** Start Reading passage **

# Panda at 17 weeks with a new summer hair cut



## Panda (Jan 7, 2010)

Panda is getting to be a very big boy now and has such a great character. I am currently teaching him to hide his face with his paw, its sooo cute!

Here are some pictures of him recently and then some from yesterday with his new hair cut (I will try get some better ones on his walks)


----------



## Panda (Jan 7, 2010)




----------



## Pamela (Sep 9, 2008)

Oh he is sooo adorable I want to steal him! lol


----------



## Panda (Jan 7, 2010)

Thank you  We love him so much! Even when he is trying to eat your hair or jump up to grab something out of your hand 0_o


----------



## Cdnjennga (Jul 30, 2009)

Panda is turning into quite the stunner! How tall is he now?


----------



## Poodle Lover (Mar 24, 2008)

Awww, he is just too cute!!!!


----------



## Panda (Jan 7, 2010)

** End Reading passage **
** Start Information shown **

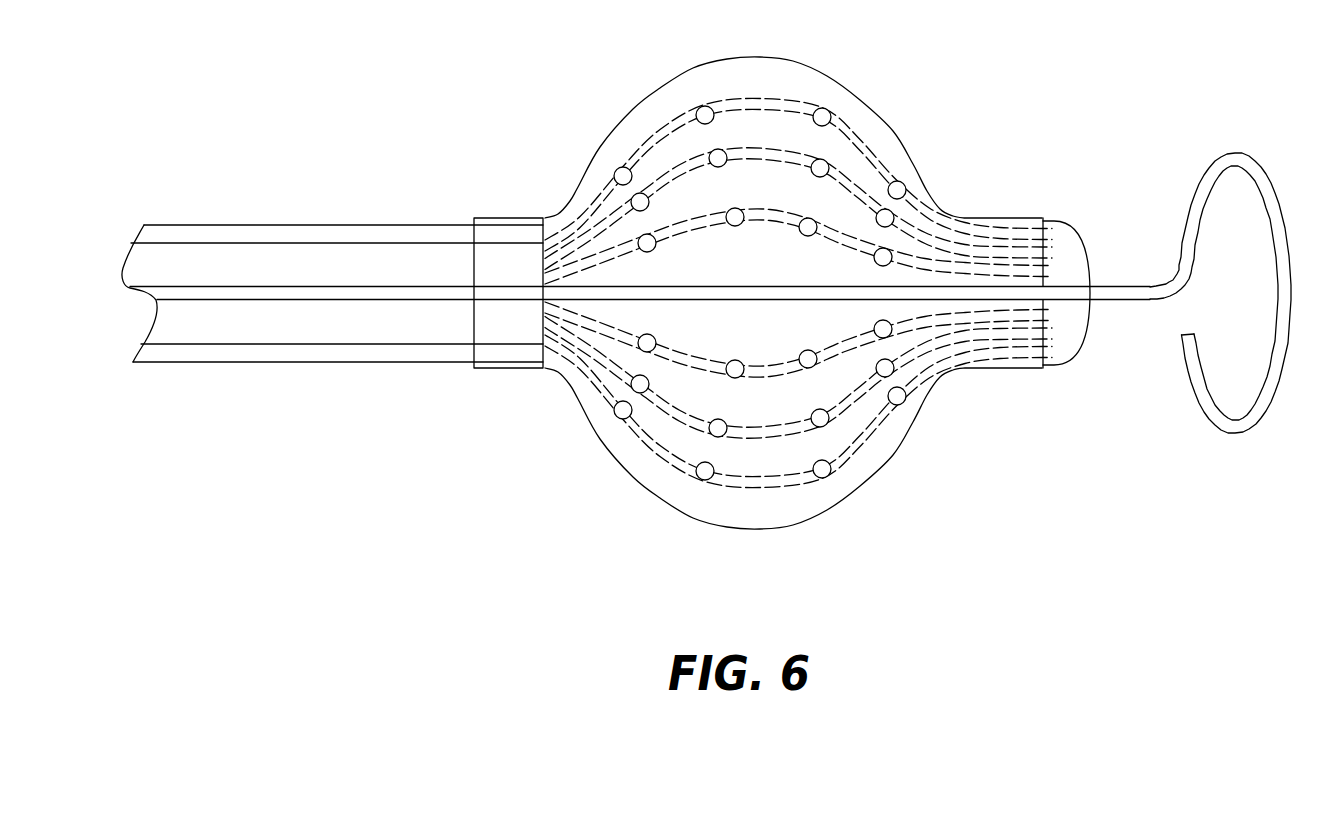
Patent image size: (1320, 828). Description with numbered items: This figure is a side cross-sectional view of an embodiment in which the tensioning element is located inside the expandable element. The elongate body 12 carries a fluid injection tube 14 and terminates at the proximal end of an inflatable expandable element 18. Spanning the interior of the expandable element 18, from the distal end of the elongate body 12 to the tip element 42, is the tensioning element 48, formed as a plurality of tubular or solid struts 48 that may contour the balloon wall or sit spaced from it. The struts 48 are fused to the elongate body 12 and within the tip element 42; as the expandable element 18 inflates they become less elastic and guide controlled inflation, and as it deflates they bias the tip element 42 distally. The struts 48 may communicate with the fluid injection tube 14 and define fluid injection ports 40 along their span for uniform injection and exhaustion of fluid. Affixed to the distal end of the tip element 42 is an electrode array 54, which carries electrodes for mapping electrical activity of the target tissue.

The elongate body 12 is at (222, 225).
The fluid injection tube 14 is at (318, 253).
The expandable element 18 is at (653, 90).
The fluid injection ports 40 is at (702, 473).
The tip element 42 is at (1075, 338).
The tensioning element 48 is at (652, 433).
The electrode array 54 is at (1236, 153).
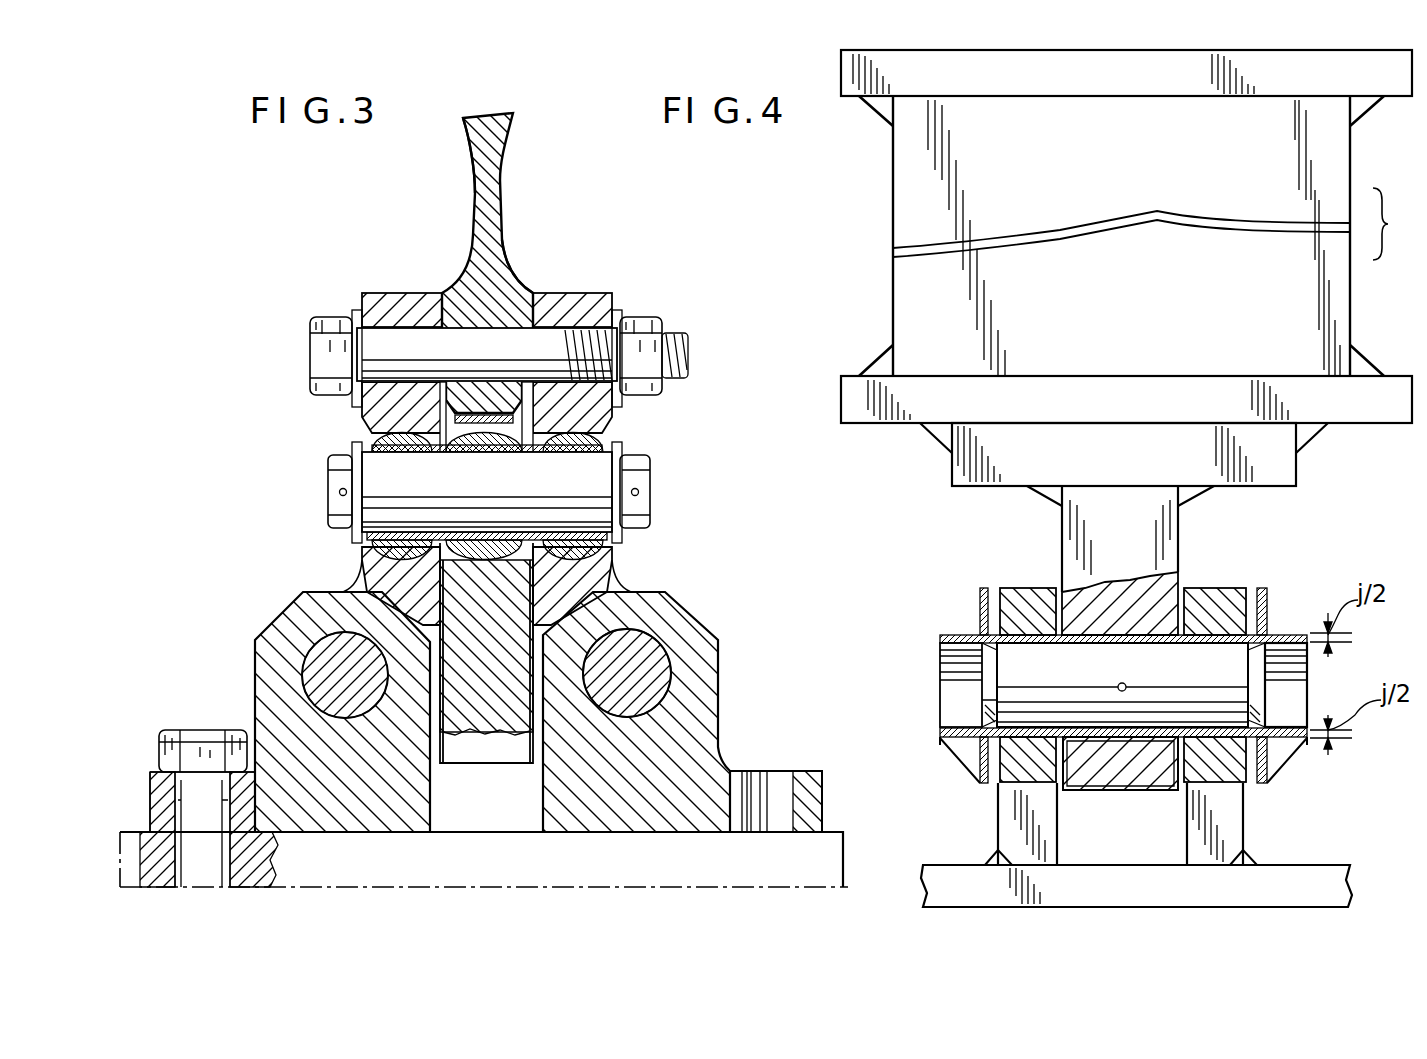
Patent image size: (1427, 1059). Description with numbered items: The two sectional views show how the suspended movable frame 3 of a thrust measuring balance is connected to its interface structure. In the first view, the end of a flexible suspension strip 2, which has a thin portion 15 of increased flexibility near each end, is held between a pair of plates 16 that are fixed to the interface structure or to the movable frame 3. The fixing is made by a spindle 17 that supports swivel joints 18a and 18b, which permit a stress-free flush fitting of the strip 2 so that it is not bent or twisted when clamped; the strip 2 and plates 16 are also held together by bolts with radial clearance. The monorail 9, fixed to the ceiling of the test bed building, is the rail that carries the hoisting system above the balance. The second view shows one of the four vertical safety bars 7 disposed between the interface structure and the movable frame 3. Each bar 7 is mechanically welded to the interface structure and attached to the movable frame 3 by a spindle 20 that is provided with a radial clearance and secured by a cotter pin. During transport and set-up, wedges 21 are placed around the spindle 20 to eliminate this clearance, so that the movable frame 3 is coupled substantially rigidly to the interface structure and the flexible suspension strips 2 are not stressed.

In FIG. 3, the flexible suspension strip 2 is at (468, 133).
In FIG. 3, the thin portion 15 is at (474, 204).
In FIG. 3, the monorail 9 is at (403, 300).
In FIG. 3, the plates 16 is at (363, 407).
In FIG. 3, the spindle 17 is at (337, 478).
In FIG. 3, the swivel joint 18a is at (502, 438).
In FIG. 3, the swivel joint 18b is at (357, 547).
In FIG. 3, the movable frame 3 is at (496, 824).
In FIG. 4, the movable frame 3 is at (960, 868).
In FIG. 4, the vertical safety bar 7 is at (893, 176).
In FIG. 4, the spindle 20 is at (1002, 673).
In FIG. 4, the wedge 21 is at (937, 748).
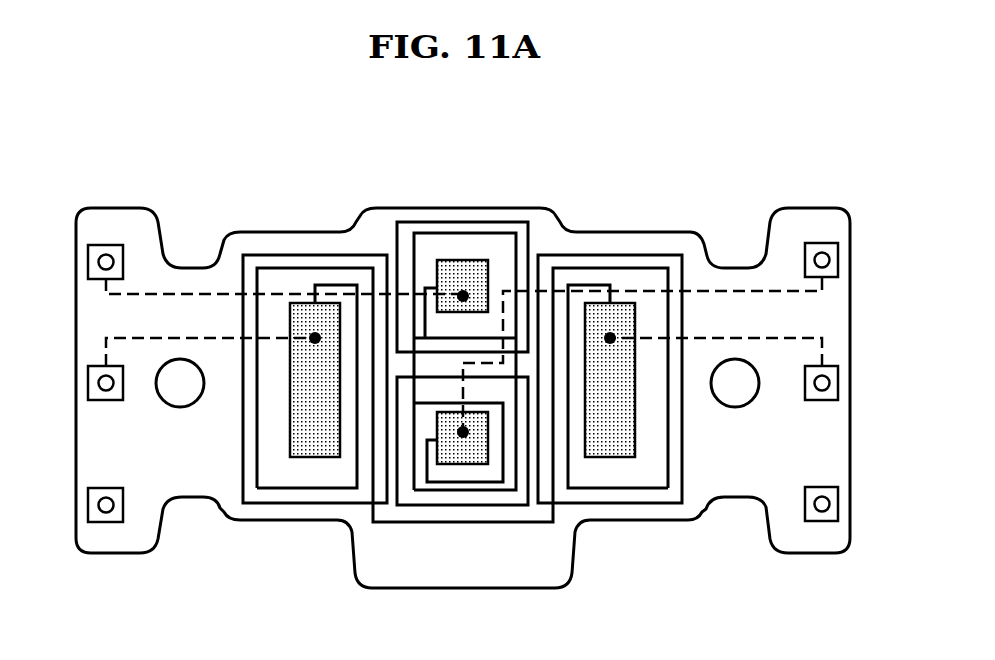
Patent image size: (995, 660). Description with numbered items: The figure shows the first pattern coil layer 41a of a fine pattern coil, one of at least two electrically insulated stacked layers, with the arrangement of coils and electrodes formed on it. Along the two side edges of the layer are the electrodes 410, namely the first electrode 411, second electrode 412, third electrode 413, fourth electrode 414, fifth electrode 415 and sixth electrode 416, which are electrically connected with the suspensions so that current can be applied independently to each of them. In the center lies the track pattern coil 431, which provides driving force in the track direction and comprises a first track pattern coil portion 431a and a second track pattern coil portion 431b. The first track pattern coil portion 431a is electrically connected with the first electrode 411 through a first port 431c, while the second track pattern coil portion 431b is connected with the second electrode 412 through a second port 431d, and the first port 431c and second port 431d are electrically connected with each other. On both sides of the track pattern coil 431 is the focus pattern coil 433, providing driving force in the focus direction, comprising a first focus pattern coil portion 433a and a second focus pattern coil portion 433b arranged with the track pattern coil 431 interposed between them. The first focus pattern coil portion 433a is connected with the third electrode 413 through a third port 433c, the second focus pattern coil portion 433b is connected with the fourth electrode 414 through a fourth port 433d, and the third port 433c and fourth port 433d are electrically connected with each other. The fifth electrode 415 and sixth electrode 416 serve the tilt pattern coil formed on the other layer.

The first pattern coil layer 41a is at (745, 195).
The electrode 410 is at (828, 240).
The first electrode 411 is at (87, 260).
The second electrode 412 is at (839, 260).
The third electrode 413 is at (87, 381).
The fourth electrode 414 is at (839, 383).
The fifth electrode 415 is at (87, 505).
The sixth electrode 416 is at (839, 506).
The track pattern coil 431 is at (500, 216).
The first track pattern coil portion 431a is at (430, 236).
The second track pattern coil portion 431b is at (432, 492).
The first port 431c is at (470, 268).
The second port 431d is at (473, 462).
The focus pattern coil 433 is at (344, 252).
The first focus pattern coil portion 433a is at (260, 275).
The second focus pattern coil portion 433b is at (596, 266).
The third port 433c is at (297, 300).
The fourth port 433d is at (625, 305).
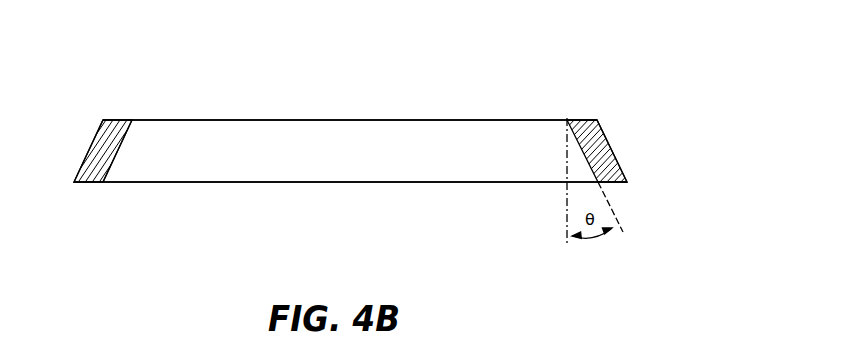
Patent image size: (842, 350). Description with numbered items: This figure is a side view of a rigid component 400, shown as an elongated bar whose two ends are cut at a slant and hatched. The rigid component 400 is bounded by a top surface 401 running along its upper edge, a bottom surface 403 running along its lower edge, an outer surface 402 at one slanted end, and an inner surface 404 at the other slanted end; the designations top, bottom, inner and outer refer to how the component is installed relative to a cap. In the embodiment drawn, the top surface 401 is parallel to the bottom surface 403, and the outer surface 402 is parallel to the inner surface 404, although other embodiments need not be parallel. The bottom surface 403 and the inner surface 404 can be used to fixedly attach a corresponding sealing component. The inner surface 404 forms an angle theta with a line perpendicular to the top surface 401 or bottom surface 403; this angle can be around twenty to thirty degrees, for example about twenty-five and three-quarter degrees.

The rigid component 400 is at (684, 93).
The top surface 401 is at (123, 110).
The outer surface 402 is at (83, 146).
The bottom surface 403 is at (91, 189).
The inner surface 404 is at (127, 151).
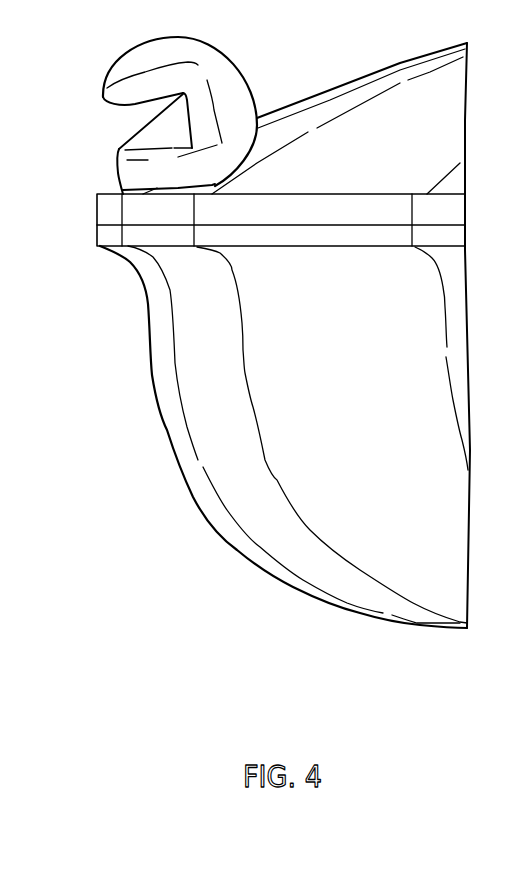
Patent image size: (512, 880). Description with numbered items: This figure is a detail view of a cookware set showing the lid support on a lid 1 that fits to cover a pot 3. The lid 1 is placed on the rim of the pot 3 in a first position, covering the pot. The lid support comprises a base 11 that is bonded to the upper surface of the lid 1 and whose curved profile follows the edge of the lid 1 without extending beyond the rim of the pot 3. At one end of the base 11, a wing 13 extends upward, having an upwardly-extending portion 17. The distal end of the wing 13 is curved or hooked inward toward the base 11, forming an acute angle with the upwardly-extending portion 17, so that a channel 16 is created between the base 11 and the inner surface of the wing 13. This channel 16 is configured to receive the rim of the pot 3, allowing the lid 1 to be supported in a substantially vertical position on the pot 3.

The lid 1 is at (428, 66).
The pot 3 is at (165, 367).
The base 11 is at (123, 168).
The wing 13 is at (133, 77).
The channel 16 is at (150, 118).
The upwardly-extending portion 17 is at (222, 93).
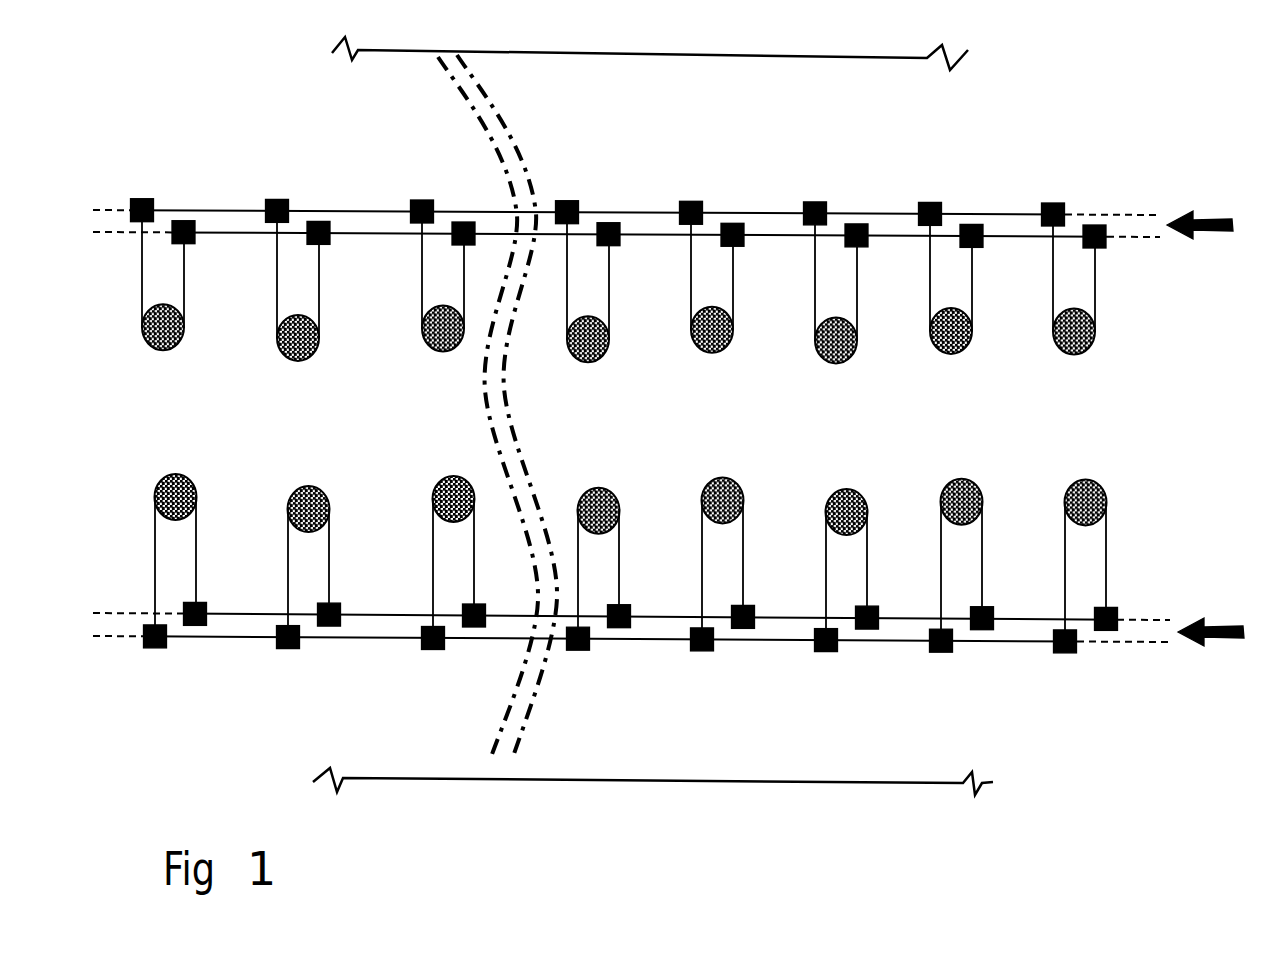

** End Information shown **

Written instruction 1:
In the forum thread about Panda, what is Panda currently being taught to do?
Written instruction 2:
Repeat the stretch of the forum thread about Panda from "# Panda at 17" through "on his walks)", word for word.
Rely only on the forum thread about Panda.

Right answer 1:
To hide his face with his paw.

Right answer 2:
# Panda at 17 weeks with a new summer hair cut



## Panda (Jan 7, 2010)

Panda is getting to be a very big boy now and has such a great character. I am currently teaching him to hide his face with his paw, its sooo cute!

Here are some pictures of him recently and then some from yesterday with his new hair cut (I will try get some better ones on his walks)